→ Written instruction 1
List each hiring-side party (a person, role, or organization) that the forum thread below on job close dates mentions.
→ Written instruction 2
Carry the forum thread below on job close dates forward from its final reply.

→ Text
========================================================================

# what does "close date" usually mean



## attonyzhou

Hi, 
I read on Seek that some job stated with a "close date". Does this date mean:

1. By then, employer will finish the recruitment? 
2. By then, employer will not receive any application, but previous application will be handled, eg, start to interview

I recently applied a job, and recruitment mgr email'd me that my application had been passed to hiring mgr for further process. But I have not been noticed upto now, the closing date is comming.
Am i with a less chance for interview or they have not started any interviews..


----------



## Wanderer

attonyzhou said:


> Hi,
> I read on Seek that some job stated with a "close date". Does this date mean:
> 
> 1. By then, employer will finish the recruitment?
> 2. By then, employer will not receive any application, but previous application will be handled, eg, start to interview
> 
> I recently applied a job, and recruitment mgr email'd me that my application had been passed to hiring mgr for further process. But I have not been noticed upto now, the closing date is comming.
> Am i with a less chance for interview or they have not started any interviews..


A close date usually means that date by which times applications close.
Next step for any employment vacancy situation will be that an employer or agency will review applications to short list.

========================================================================

→ Information supplied
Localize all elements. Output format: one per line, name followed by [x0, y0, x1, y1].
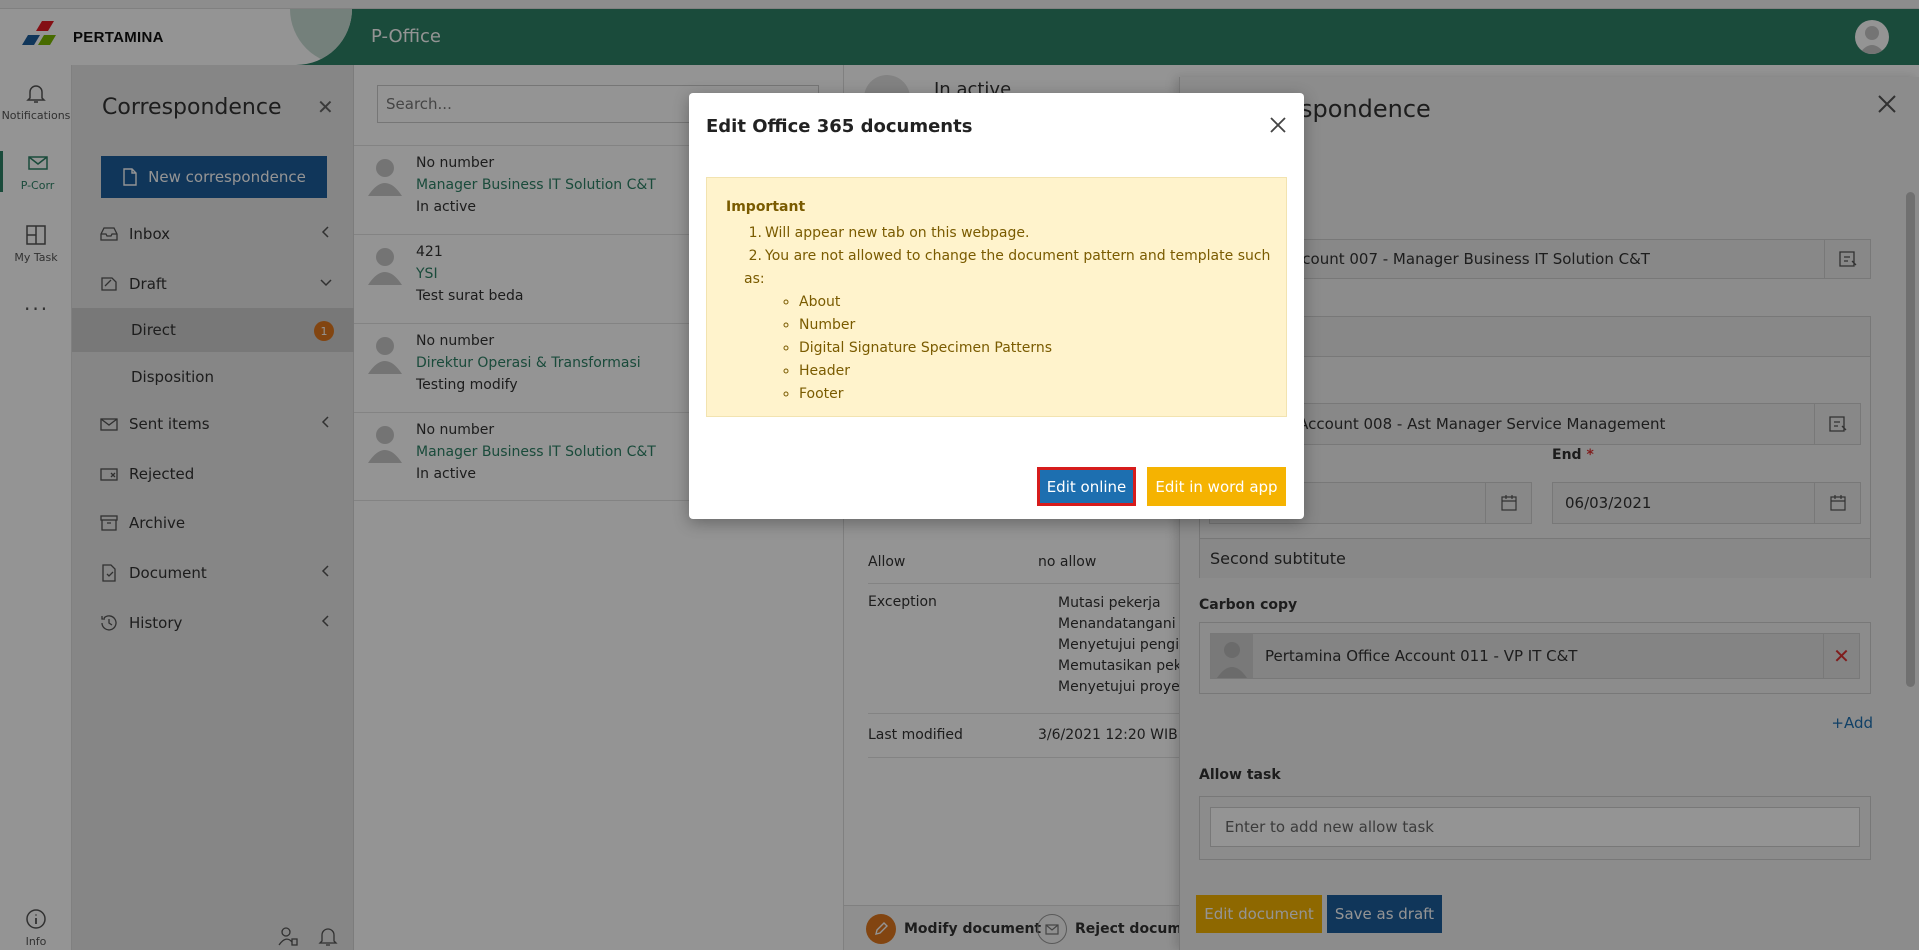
- dialog-title: Edit Office 365 documents: [706, 116, 973, 137]
- notice-item: 1. Will appear new tab on this webpage.: [748, 225, 1030, 241]
- template-part: About: [799, 291, 1286, 314]
- notice-item: 2. You are not allowed to change the docu…: [744, 245, 1286, 406]
- template-parts-list: About Number Digital Signature Specimen …: [799, 291, 1286, 406]
- edit-online-button[interactable]: Edit online: [1037, 467, 1136, 506]
- template-part: Header: [799, 360, 1286, 383]
- edit-in-word-button[interactable]: Edit in word app: [1147, 467, 1286, 506]
- template-part: Digital Signature Specimen Patterns: [799, 337, 1286, 360]
- notice-list: 1. Will appear new tab on this webpage. 2…: [744, 222, 1286, 406]
- important-notice: Important 1. Will appear new tab on this …: [706, 177, 1287, 417]
- edit-office-dialog: Edit Office 365 documents Important 1. Wi…: [689, 93, 1304, 519]
- notice-heading: Important: [726, 199, 806, 215]
- template-part: Footer: [799, 383, 1286, 406]
- close-icon[interactable]: [1269, 116, 1287, 134]
- template-part: Number: [799, 314, 1286, 337]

========================================================================

→ Exercise output 1
employer, recruitment mgr, hiring mgr, agency

→ Exercise output 2
If an agency does that, an employer may be given a wider selection of applicants to short list for interview even further, depending on number of applicants and the position.
The time frame for all that will also be dependent on the urgency that an employer has to fill the position.


----------



## attonyzhou

Thanks Wanderer. so i still have chance for this case i guess, my background is just perfectly fit their requirments.


----------



## attonyzhou

I was told by that employer that they found some people else who have closer experience than mine. So i am out. I guess that I am out of australia so they don't like to start to discuss with this kind of ppl even I stated that I am able to travel for interview. The employer is famous mobile operator in australia.


----------



## Barbaragabogrecan

Close date means that an application for job recruitment is over. I think it was the reason and you have to send application before that date.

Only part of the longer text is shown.